SHORT TASK: Repeat all the material exactly; pictures stay out of your copy.

[Start of GIVEN INFORMATION]

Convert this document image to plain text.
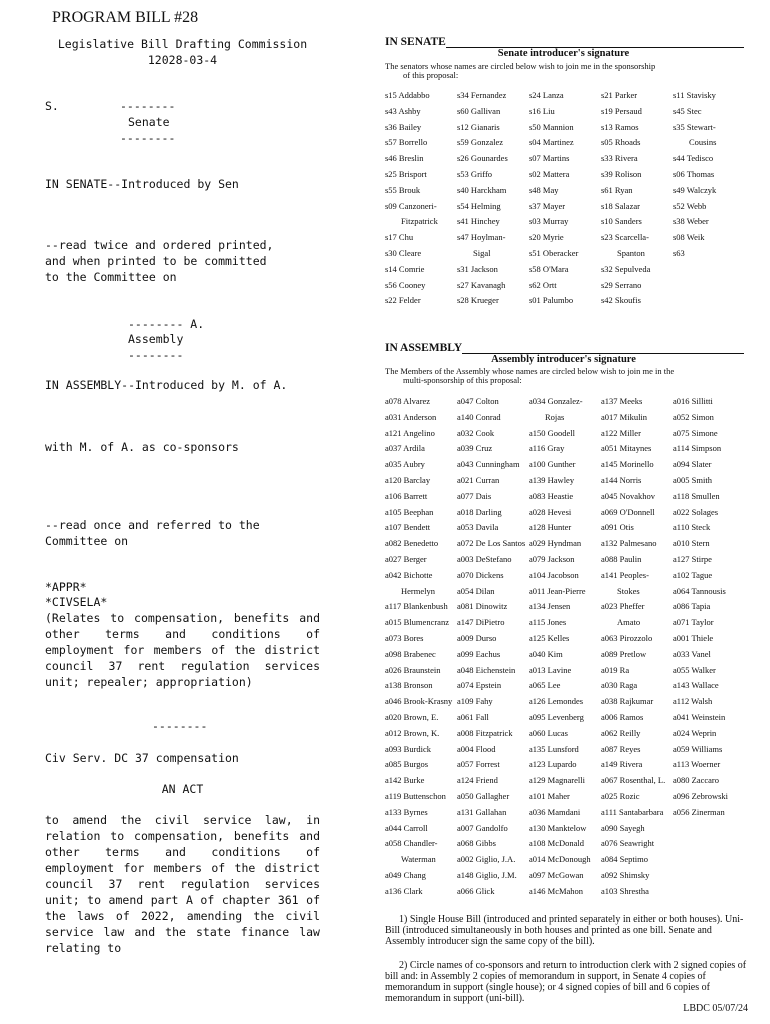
PROGRAM BILL #28
Legislative Bill Drafting Commission
12028-03-4
S.	--------
Senate
--------
IN SENATE--Introduced by Sen
--read twice and ordered printed,
and when printed to be committed
to the Committee on
-------- A.
Assembly
--------
IN ASSEMBLY--Introduced by M. of A.
with M. of A. as co-sponsors
--read once and referred to the
Committee on
*APPR*
*CIVSELA*
(Relates to compensation, benefits and other terms and conditions of employment for members of the district council 37 rent regulation services unit; repealer; appropriation)
--------
Civ Serv. DC 37 compensation
AN ACT
to amend the civil service law, in relation to compensation, benefits and other terms and conditions of employment for members of the district council 37 rent regulation services unit; to amend part A of chapter 361 of the laws of 2022, amending the civil service law and the state finance law relating to
IN SENATE
Senate introducer's signature
The senators whose names are circled below wish to join me in the sponsorship
of this proposal:
s15 Addabbo	s34 Fernandez	s24 Lanza	s21 Parker	s11 Stavisky
s43 Ashby	s60 Gallivan	s16 Liu	s19 Persaud	s45 Stec
s36 Bailey	s12 Gianaris	s50 Mannion	s13 Ramos	s35 Stewart-
s57 Borrello	s59 Gonzalez	s04 Martinez	s05 Rhoads	Cousins
s46 Breslin	s26 Gounardes	s07 Martins	s33 Rivera	s44 Tedisco
s25 Brisport	s53 Griffo	s02 Mattera	s39 Rolison	s06 Thomas
s55 Brouk	s40 Harckham	s48 May	s61 Ryan	s49 Walczyk
s09 Canzoneri-	s54 Helming	s37 Mayer	s18 Salazar	s52 Webb
Fitzpatrick	s41 Hinchey	s03 Murray	s10 Sanders	s38 Weber
s17 Chu	s47 Hoylman-	s20 Myrie	s23 Scarcella-	s08 Weik
s30 Cleare	Sigal	s51 Oberacker	Spanton	s63
s14 Comrie	s31 Jackson	s58 O'Mara	s32 Sepulveda
s56 Cooney	s27 Kavanagh	s62 Ortt	s29 Serrano
s22 Felder	s28 Krueger	s01 Palumbo	s42 Skoufis
IN ASSEMBLY
Assembly introducer's signature
The Members of the Assembly whose names are circled below wish to join me in the
multi-sponsorship of this proposal:
a078 Alvarez	a047 Colton	a034 Gonzalez-	a137 Meeks	a016 Sillitti
a031 Anderson	a140 Conrad	Rojas	a017 Mikulin	a052 Simon
a121 Angelino	a032 Cook	a150 Goodell	a122 Miller	a075 Simone
a037 Ardila	a039 Cruz	a116 Gray	a051 Mitaynes	a114 Simpson
a035 Aubry	a043 Cunningham	a100 Gunther	a145 Morinello	a094 Slater
a120 Barclay	a021 Curran	a139 Hawley	a144 Norris	a005 Smith
a106 Barrett	a077 Dais	a083 Heastie	a045 Novakhov	a118 Smullen
a105 Beephan	a018 Darling	a028 Hevesi	a069 O'Donnell	a022 Solages
a107 Bendett	a053 Davila	a128 Hunter	a091 Otis	a110 Steck
a082 Benedetto	a072 De Los Santos a029 Hyndman	a132 Palmesano	a010 Stern
a027 Berger	a003 DeStefano	a079 Jackson	a088 Paulin	a127 Stirpe
a042 Bichotte	a070 Dickens	a104 Jacobson	a141 Peoples-	a102 Tague
Hermelyn	a054 Dilan	a011 Jean-Pierre	Stokes	a064 Tannousis
a117 Blankenbush	a081 Dinowitz	a134 Jensen	a023 Pheffer	a086 Tapia
a015 Blumencranz a147 DiPietro	a115 Jones	Amato	a071 Taylor
a073 Bores	a009 Durso	a125 Kelles	a063 Pirozzolo	a001 Thiele
a098 Brabenec	a099 Eachus	a040 Kim	a089 Pretlow	a033 Vanel
a026 Braunstein	a048 Eichenstein	a013 Lavine	a019 Ra	a055 Walker
a138 Bronson	a074 Epstein	a065 Lee	a030 Raga	a143 Wallace
a046 Brook-Krasny a109 Fahy	a126 Lemondes	a038 Rajkumar	a112 Walsh
a020 Brown, E.	a061 Fall	a095 Levenberg	a006 Ramos	a041 Weinstein
a012 Brown, K.	a008 Fitzpatrick	a060 Lucas	a062 Reilly	a024 Weprin
a093 Burdick	a004 Flood	a135 Lunsford	a087 Reyes	a059 Williams
a085 Burgos	a057 Forrest	a123 Lupardo	a149 Rivera	a113 Woerner
a142 Burke	a124 Friend	a129 Magnarelli	a067 Rosenthal, L. a080 Zaccaro
a119 Buttenschon	a050 Gallagher	a101 Maher	a025 Rozic	a096 Zebrowski
a133 Byrnes	a131 Gallahan	a036 Mamdani	a111 Santabarbara	a056 Zinerman
a044 Carroll	a007 Gandolfo	a130 Manktelow	a090 Sayegh
a058 Chandler-	a068 Gibbs	a108 McDonald	a076 Seawright
Waterman	a002 Giglio, J.A.	a014 McDonough	a084 Septimo
a049 Chang	a148 Giglio, J.M.	a097 McGowan	a092 Shimsky
a136 Clark	a066 Glick	a146 McMahon	a103 Shrestha
1) Single House Bill (introduced and printed separately in either or both houses). Uni-Bill (introduced simultaneously in both houses and printed as one bill. Senate and Assembly introducer sign the same copy of the bill).
2) Circle names of co-sponsors and return to introduction clerk with 2 signed copies of bill and: in Assembly 2 copies of memorandum in support, in Senate 4 copies of memorandum in support (single house); or 4 signed copies of bill and 6 copies of memorandum in support (uni-bill).
LBDC 05/07/24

[End of GIVEN INFORMATION]

OUTPUT BELOW:
Convert this document image to plain text.
PROGRAM BILL #28
Legislative Bill Drafting Commission
12028-03-4
S.	--------
Senate
--------
IN SENATE--Introduced by Sen
--read twice and ordered printed,
and when printed to be committed
to the Committee on
-------- A.
Assembly
--------
IN ASSEMBLY--Introduced by M. of A.
with M. of A. as co-sponsors
--read once and referred to the
Committee on
*APPR*
*CIVSELA*
(Relates to compensation, benefits and other terms and conditions of employment for members of the district council 37 rent regulation services unit; repealer; appropriation)
--------
Civ Serv. DC 37 compensation
AN ACT
to amend the civil service law, in relation to compensation, benefits and other terms and conditions of employment for members of the district council 37 rent regulation services unit; to amend part A of chapter 361 of the laws of 2022, amending the civil service law and the state finance law relating to
IN SENATE
Senate introducer's signature
The senators whose names are circled below wish to join me in the sponsorship
of this proposal:
s15 Addabbo	s34 Fernandez	s24 Lanza	s21 Parker	s11 Stavisky
s43 Ashby	s60 Gallivan	s16 Liu	s19 Persaud	s45 Stec
s36 Bailey	s12 Gianaris	s50 Mannion	s13 Ramos	s35 Stewart-
s57 Borrello	s59 Gonzalez	s04 Martinez	s05 Rhoads	Cousins
s46 Breslin	s26 Gounardes	s07 Martins	s33 Rivera	s44 Tedisco
s25 Brisport	s53 Griffo	s02 Mattera	s39 Rolison	s06 Thomas
s55 Brouk	s40 Harckham	s48 May	s61 Ryan	s49 Walczyk
s09 Canzoneri-	s54 Helming	s37 Mayer	s18 Salazar	s52 Webb
Fitzpatrick	s41 Hinchey	s03 Murray	s10 Sanders	s38 Weber
s17 Chu	s47 Hoylman-	s20 Myrie	s23 Scarcella-	s08 Weik
s30 Cleare	Sigal	s51 Oberacker	Spanton	s63
s14 Comrie	s31 Jackson	s58 O'Mara	s32 Sepulveda
s56 Cooney	s27 Kavanagh	s62 Ortt	s29 Serrano
s22 Felder	s28 Krueger	s01 Palumbo	s42 Skoufis
IN ASSEMBLY
Assembly introducer's signature
The Members of the Assembly whose names are circled below wish to join me in the
multi-sponsorship of this proposal:
a078 Alvarez	a047 Colton	a034 Gonzalez-	a137 Meeks	a016 Sillitti
a031 Anderson	a140 Conrad	Rojas	a017 Mikulin	a052 Simon
a121 Angelino	a032 Cook	a150 Goodell	a122 Miller	a075 Simone
a037 Ardila	a039 Cruz	a116 Gray	a051 Mitaynes	a114 Simpson
a035 Aubry	a043 Cunningham	a100 Gunther	a145 Morinello	a094 Slater
a120 Barclay	a021 Curran	a139 Hawley	a144 Norris	a005 Smith
a106 Barrett	a077 Dais	a083 Heastie	a045 Novakhov	a118 Smullen
a105 Beephan	a018 Darling	a028 Hevesi	a069 O'Donnell	a022 Solages
a107 Bendett	a053 Davila	a128 Hunter	a091 Otis	a110 Steck
a082 Benedetto	a072 De Los Santos a029 Hyndman	a132 Palmesano	a010 Stern
a027 Berger	a003 DeStefano	a079 Jackson	a088 Paulin	a127 Stirpe
a042 Bichotte	a070 Dickens	a104 Jacobson	a141 Peoples-	a102 Tague
Hermelyn	a054 Dilan	a011 Jean-Pierre	Stokes	a064 Tannousis
a117 Blankenbush	a081 Dinowitz	a134 Jensen	a023 Pheffer	a086 Tapia
a015 Blumencranz a147 DiPietro	a115 Jones	Amato	a071 Taylor
a073 Bores	a009 Durso	a125 Kelles	a063 Pirozzolo	a001 Thiele
a098 Brabenec	a099 Eachus	a040 Kim	a089 Pretlow	a033 Vanel
a026 Braunstein	a048 Eichenstein	a013 Lavine	a019 Ra	a055 Walker
a138 Bronson	a074 Epstein	a065 Lee	a030 Raga	a143 Wallace
a046 Brook-Krasny a109 Fahy	a126 Lemondes	a038 Rajkumar	a112 Walsh
a020 Brown, E.	a061 Fall	a095 Levenberg	a006 Ramos	a041 Weinstein
a012 Brown, K.	a008 Fitzpatrick	a060 Lucas	a062 Reilly	a024 Weprin
a093 Burdick	a004 Flood	a135 Lunsford	a087 Reyes	a059 Williams
a085 Burgos	a057 Forrest	a123 Lupardo	a149 Rivera	a113 Woerner
a142 Burke	a124 Friend	a129 Magnarelli	a067 Rosenthal, L. a080 Zaccaro
a119 Buttenschon	a050 Gallagher	a101 Maher	a025 Rozic	a096 Zebrowski
a133 Byrnes	a131 Gallahan	a036 Mamdani	a111 Santabarbara	a056 Zinerman
a044 Carroll	a007 Gandolfo	a130 Manktelow	a090 Sayegh
a058 Chandler-	a068 Gibbs	a108 McDonald	a076 Seawright
Waterman	a002 Giglio, J.A.	a014 McDonough	a084 Septimo
a049 Chang	a148 Giglio, J.M.	a097 McGowan	a092 Shimsky
a136 Clark	a066 Glick	a146 McMahon	a103 Shrestha
1) Single House Bill (introduced and printed separately in either or both houses). Uni-Bill (introduced simultaneously in both houses and printed as one bill. Senate and Assembly introducer sign the same copy of the bill).
2) Circle names of co-sponsors and return to introduction clerk with 2 signed copies of bill and: in Assembly 2 copies of memorandum in support, in Senate 4 copies of memorandum in support (single house); or 4 signed copies of bill and 6 copies of memorandum in support (uni-bill).
LBDC 05/07/24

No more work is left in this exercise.